* AVAILABLE RECORDS
# # # # # # #

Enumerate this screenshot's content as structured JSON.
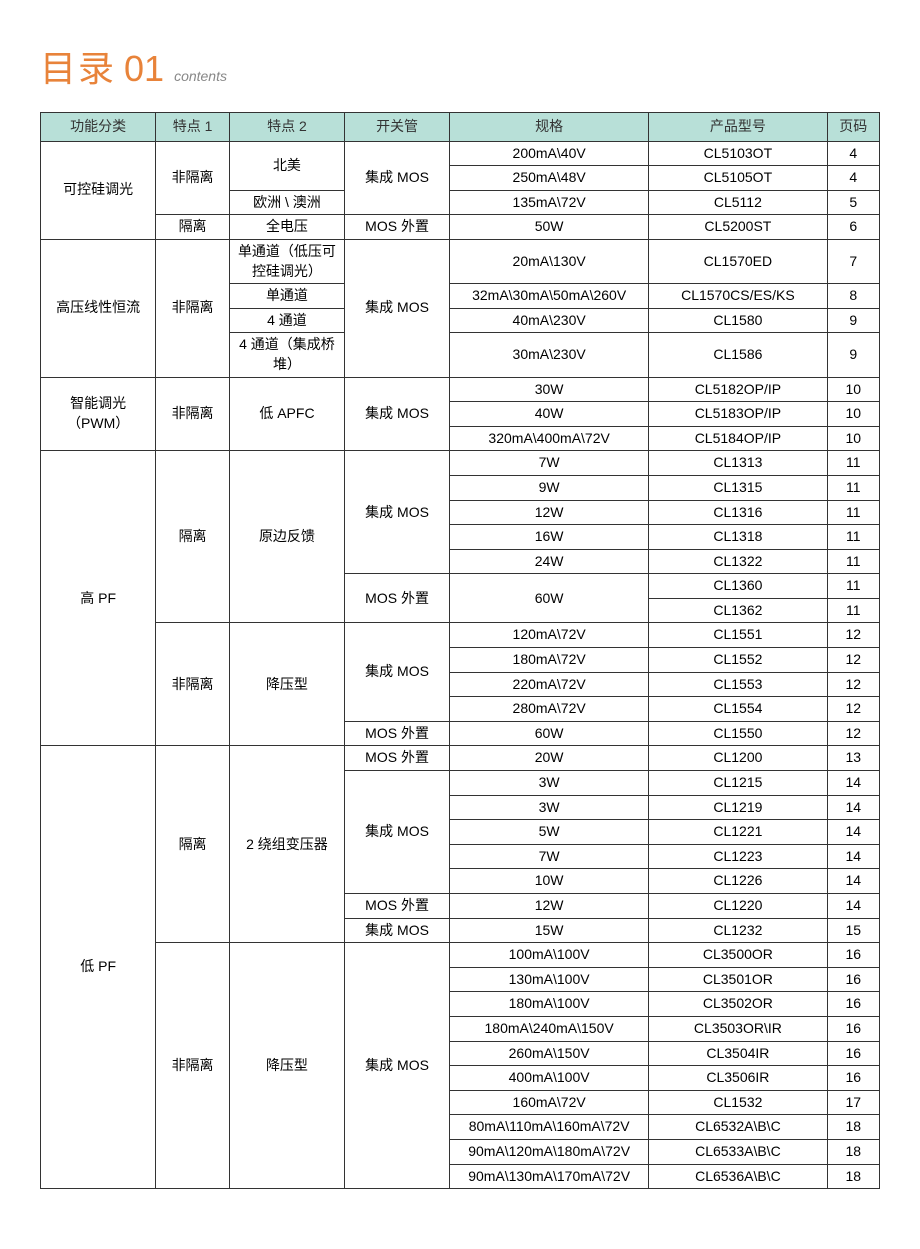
{
  "title": {
    "main": "目录",
    "num": "01",
    "sub": "contents"
  },
  "headers": [
    "功能分类",
    "特点 1",
    "特点 2",
    "开关管",
    "规格",
    "产品型号",
    "页码"
  ],
  "colors": {
    "accent": "#e8833a",
    "header_bg": "#b8e0d8",
    "border": "#333333",
    "subtitle": "#888888"
  },
  "rows": [
    {
      "c1": "可控硅调光",
      "c1r": 4,
      "c2": "非隔离",
      "c2r": 3,
      "c3": "北美",
      "c3r": 2,
      "c4": "集成 MOS",
      "c4r": 3,
      "c5": "200mA\\40V",
      "c6": "CL5103OT",
      "c7": "4"
    },
    {
      "c5": "250mA\\48V",
      "c6": "CL5105OT",
      "c7": "4"
    },
    {
      "c3": "欧洲 \\ 澳洲",
      "c5": "135mA\\72V",
      "c6": "CL5112",
      "c7": "5"
    },
    {
      "c2": "隔离",
      "c3": "全电压",
      "c4": "MOS 外置",
      "c5": "50W",
      "c6": "CL5200ST",
      "c7": "6"
    },
    {
      "c1": "高压线性恒流",
      "c1r": 4,
      "c2": "非隔离",
      "c2r": 4,
      "c3": "单通道（低压可控硅调光）",
      "c4": "集成 MOS",
      "c4r": 4,
      "c5": "20mA\\130V",
      "c6": "CL1570ED",
      "c7": "7"
    },
    {
      "c3": "单通道",
      "c5": "32mA\\30mA\\50mA\\260V",
      "c6": "CL1570CS/ES/KS",
      "c7": "8"
    },
    {
      "c3": "4 通道",
      "c5": "40mA\\230V",
      "c6": "CL1580",
      "c7": "9"
    },
    {
      "c3": "4 通道（集成桥堆）",
      "c5": "30mA\\230V",
      "c6": "CL1586",
      "c7": "9"
    },
    {
      "c1": "智能调光（PWM）",
      "c1r": 3,
      "c2": "非隔离",
      "c2r": 3,
      "c3": "低 APFC",
      "c3r": 3,
      "c4": "集成 MOS",
      "c4r": 3,
      "c5": "30W",
      "c6": "CL5182OP/IP",
      "c7": "10"
    },
    {
      "c5": "40W",
      "c6": "CL5183OP/IP",
      "c7": "10"
    },
    {
      "c5": "320mA\\400mA\\72V",
      "c6": "CL5184OP/IP",
      "c7": "10"
    },
    {
      "c1": "高 PF",
      "c1r": 12,
      "c2": "隔离",
      "c2r": 7,
      "c3": "原边反馈",
      "c3r": 7,
      "c4": "集成 MOS",
      "c4r": 5,
      "c5": "7W",
      "c6": "CL1313",
      "c7": "11"
    },
    {
      "c5": "9W",
      "c6": "CL1315",
      "c7": "11"
    },
    {
      "c5": "12W",
      "c6": "CL1316",
      "c7": "11"
    },
    {
      "c5": "16W",
      "c6": "CL1318",
      "c7": "11"
    },
    {
      "c5": "24W",
      "c6": "CL1322",
      "c7": "11"
    },
    {
      "c4": "MOS 外置",
      "c4r": 2,
      "c5": "60W",
      "c5r": 2,
      "c6": "CL1360",
      "c7": "11"
    },
    {
      "c6": "CL1362",
      "c7": "11"
    },
    {
      "c2": "非隔离",
      "c2r": 5,
      "c3": "降压型",
      "c3r": 5,
      "c4": "集成 MOS",
      "c4r": 4,
      "c5": "120mA\\72V",
      "c6": "CL1551",
      "c7": "12"
    },
    {
      "c5": "180mA\\72V",
      "c6": "CL1552",
      "c7": "12"
    },
    {
      "c5": "220mA\\72V",
      "c6": "CL1553",
      "c7": "12"
    },
    {
      "c5": "280mA\\72V",
      "c6": "CL1554",
      "c7": "12"
    },
    {
      "c4": "MOS 外置",
      "c5": "60W",
      "c6": "CL1550",
      "c7": "12"
    },
    {
      "c1": "低 PF",
      "c1r": 18,
      "c2": "隔离",
      "c2r": 8,
      "c3": "2 绕组变压器",
      "c3r": 8,
      "c4": "MOS 外置",
      "c5": "20W",
      "c6": "CL1200",
      "c7": "13"
    },
    {
      "c4": "集成 MOS",
      "c4r": 5,
      "c5": "3W",
      "c6": "CL1215",
      "c7": "14"
    },
    {
      "c5": "3W",
      "c6": "CL1219",
      "c7": "14"
    },
    {
      "c5": "5W",
      "c6": "CL1221",
      "c7": "14"
    },
    {
      "c5": "7W",
      "c6": "CL1223",
      "c7": "14"
    },
    {
      "c5": "10W",
      "c6": "CL1226",
      "c7": "14"
    },
    {
      "c4": "MOS 外置",
      "c5": "12W",
      "c6": "CL1220",
      "c7": "14"
    },
    {
      "c4": "集成 MOS",
      "c5": "15W",
      "c6": "CL1232",
      "c7": "15"
    },
    {
      "c2": "非隔离",
      "c2r": 10,
      "c3": "降压型",
      "c3r": 10,
      "c4": "集成 MOS",
      "c4r": 10,
      "c5": "100mA\\100V",
      "c6": "CL3500OR",
      "c7": "16"
    },
    {
      "c5": "130mA\\100V",
      "c6": "CL3501OR",
      "c7": "16"
    },
    {
      "c5": "180mA\\100V",
      "c6": "CL3502OR",
      "c7": "16"
    },
    {
      "c5": "180mA\\240mA\\150V",
      "c6": "CL3503OR\\IR",
      "c7": "16"
    },
    {
      "c5": "260mA\\150V",
      "c6": "CL3504IR",
      "c7": "16"
    },
    {
      "c5": "400mA\\100V",
      "c6": "CL3506IR",
      "c7": "16"
    },
    {
      "c5": "160mA\\72V",
      "c6": "CL1532",
      "c7": "17"
    },
    {
      "c5": "80mA\\110mA\\160mA\\72V",
      "c6": "CL6532A\\B\\C",
      "c7": "18"
    },
    {
      "c5": "90mA\\120mA\\180mA\\72V",
      "c6": "CL6533A\\B\\C",
      "c7": "18"
    },
    {
      "c5": "90mA\\130mA\\170mA\\72V",
      "c6": "CL6536A\\B\\C",
      "c7": "18"
    }
  ]
}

# # # # # # #

* THE REQUEST
Every line above should be returned exactly; the pictures stay out.

* RESULT FOR THIS EXERCISE
Enumerate this screenshot's content as structured JSON.
{
  "title": {
    "main": "目录",
    "num": "01",
    "sub": "contents"
  },
  "headers": [
    "功能分类",
    "特点 1",
    "特点 2",
    "开关管",
    "规格",
    "产品型号",
    "页码"
  ],
  "colors": {
    "accent": "#e8833a",
    "header_bg": "#b8e0d8",
    "border": "#333333",
    "subtitle": "#888888"
  },
  "rows": [
    {
      "c1": "可控硅调光",
      "c1r": 4,
      "c2": "非隔离",
      "c2r": 3,
      "c3": "北美",
      "c3r": 2,
      "c4": "集成 MOS",
      "c4r": 3,
      "c5": "200mA\\40V",
      "c6": "CL5103OT",
      "c7": "4"
    },
    {
      "c5": "250mA\\48V",
      "c6": "CL5105OT",
      "c7": "4"
    },
    {
      "c3": "欧洲 \\ 澳洲",
      "c5": "135mA\\72V",
      "c6": "CL5112",
      "c7": "5"
    },
    {
      "c2": "隔离",
      "c3": "全电压",
      "c4": "MOS 外置",
      "c5": "50W",
      "c6": "CL5200ST",
      "c7": "6"
    },
    {
      "c1": "高压线性恒流",
      "c1r": 4,
      "c2": "非隔离",
      "c2r": 4,
      "c3": "单通道（低压可控硅调光）",
      "c4": "集成 MOS",
      "c4r": 4,
      "c5": "20mA\\130V",
      "c6": "CL1570ED",
      "c7": "7"
    },
    {
      "c3": "单通道",
      "c5": "32mA\\30mA\\50mA\\260V",
      "c6": "CL1570CS/ES/KS",
      "c7": "8"
    },
    {
      "c3": "4 通道",
      "c5": "40mA\\230V",
      "c6": "CL1580",
      "c7": "9"
    },
    {
      "c3": "4 通道（集成桥堆）",
      "c5": "30mA\\230V",
      "c6": "CL1586",
      "c7": "9"
    },
    {
      "c1": "智能调光（PWM）",
      "c1r": 3,
      "c2": "非隔离",
      "c2r": 3,
      "c3": "低 APFC",
      "c3r": 3,
      "c4": "集成 MOS",
      "c4r": 3,
      "c5": "30W",
      "c6": "CL5182OP/IP",
      "c7": "10"
    },
    {
      "c5": "40W",
      "c6": "CL5183OP/IP",
      "c7": "10"
    },
    {
      "c5": "320mA\\400mA\\72V",
      "c6": "CL5184OP/IP",
      "c7": "10"
    },
    {
      "c1": "高 PF",
      "c1r": 12,
      "c2": "隔离",
      "c2r": 7,
      "c3": "原边反馈",
      "c3r": 7,
      "c4": "集成 MOS",
      "c4r": 5,
      "c5": "7W",
      "c6": "CL1313",
      "c7": "11"
    },
    {
      "c5": "9W",
      "c6": "CL1315",
      "c7": "11"
    },
    {
      "c5": "12W",
      "c6": "CL1316",
      "c7": "11"
    },
    {
      "c5": "16W",
      "c6": "CL1318",
      "c7": "11"
    },
    {
      "c5": "24W",
      "c6": "CL1322",
      "c7": "11"
    },
    {
      "c4": "MOS 外置",
      "c4r": 2,
      "c5": "60W",
      "c5r": 2,
      "c6": "CL1360",
      "c7": "11"
    },
    {
      "c6": "CL1362",
      "c7": "11"
    },
    {
      "c2": "非隔离",
      "c2r": 5,
      "c3": "降压型",
      "c3r": 5,
      "c4": "集成 MOS",
      "c4r": 4,
      "c5": "120mA\\72V",
      "c6": "CL1551",
      "c7": "12"
    },
    {
      "c5": "180mA\\72V",
      "c6": "CL1552",
      "c7": "12"
    },
    {
      "c5": "220mA\\72V",
      "c6": "CL1553",
      "c7": "12"
    },
    {
      "c5": "280mA\\72V",
      "c6": "CL1554",
      "c7": "12"
    },
    {
      "c4": "MOS 外置",
      "c5": "60W",
      "c6": "CL1550",
      "c7": "12"
    },
    {
      "c1": "低 PF",
      "c1r": 18,
      "c2": "隔离",
      "c2r": 8,
      "c3": "2 绕组变压器",
      "c3r": 8,
      "c4": "MOS 外置",
      "c5": "20W",
      "c6": "CL1200",
      "c7": "13"
    },
    {
      "c4": "集成 MOS",
      "c4r": 5,
      "c5": "3W",
      "c6": "CL1215",
      "c7": "14"
    },
    {
      "c5": "3W",
      "c6": "CL1219",
      "c7": "14"
    },
    {
      "c5": "5W",
      "c6": "CL1221",
      "c7": "14"
    },
    {
      "c5": "7W",
      "c6": "CL1223",
      "c7": "14"
    },
    {
      "c5": "10W",
      "c6": "CL1226",
      "c7": "14"
    },
    {
      "c4": "MOS 外置",
      "c5": "12W",
      "c6": "CL1220",
      "c7": "14"
    },
    {
      "c4": "集成 MOS",
      "c5": "15W",
      "c6": "CL1232",
      "c7": "15"
    },
    {
      "c2": "非隔离",
      "c2r": 10,
      "c3": "降压型",
      "c3r": 10,
      "c4": "集成 MOS",
      "c4r": 10,
      "c5": "100mA\\100V",
      "c6": "CL3500OR",
      "c7": "16"
    },
    {
      "c5": "130mA\\100V",
      "c6": "CL3501OR",
      "c7": "16"
    },
    {
      "c5": "180mA\\100V",
      "c6": "CL3502OR",
      "c7": "16"
    },
    {
      "c5": "180mA\\240mA\\150V",
      "c6": "CL3503OR\\IR",
      "c7": "16"
    },
    {
      "c5": "260mA\\150V",
      "c6": "CL3504IR",
      "c7": "16"
    },
    {
      "c5": "400mA\\100V",
      "c6": "CL3506IR",
      "c7": "16"
    },
    {
      "c5": "160mA\\72V",
      "c6": "CL1532",
      "c7": "17"
    },
    {
      "c5": "80mA\\110mA\\160mA\\72V",
      "c6": "CL6532A\\B\\C",
      "c7": "18"
    },
    {
      "c5": "90mA\\120mA\\180mA\\72V",
      "c6": "CL6533A\\B\\C",
      "c7": "18"
    },
    {
      "c5": "90mA\\130mA\\170mA\\72V",
      "c6": "CL6536A\\B\\C",
      "c7": "18"
    }
  ]
}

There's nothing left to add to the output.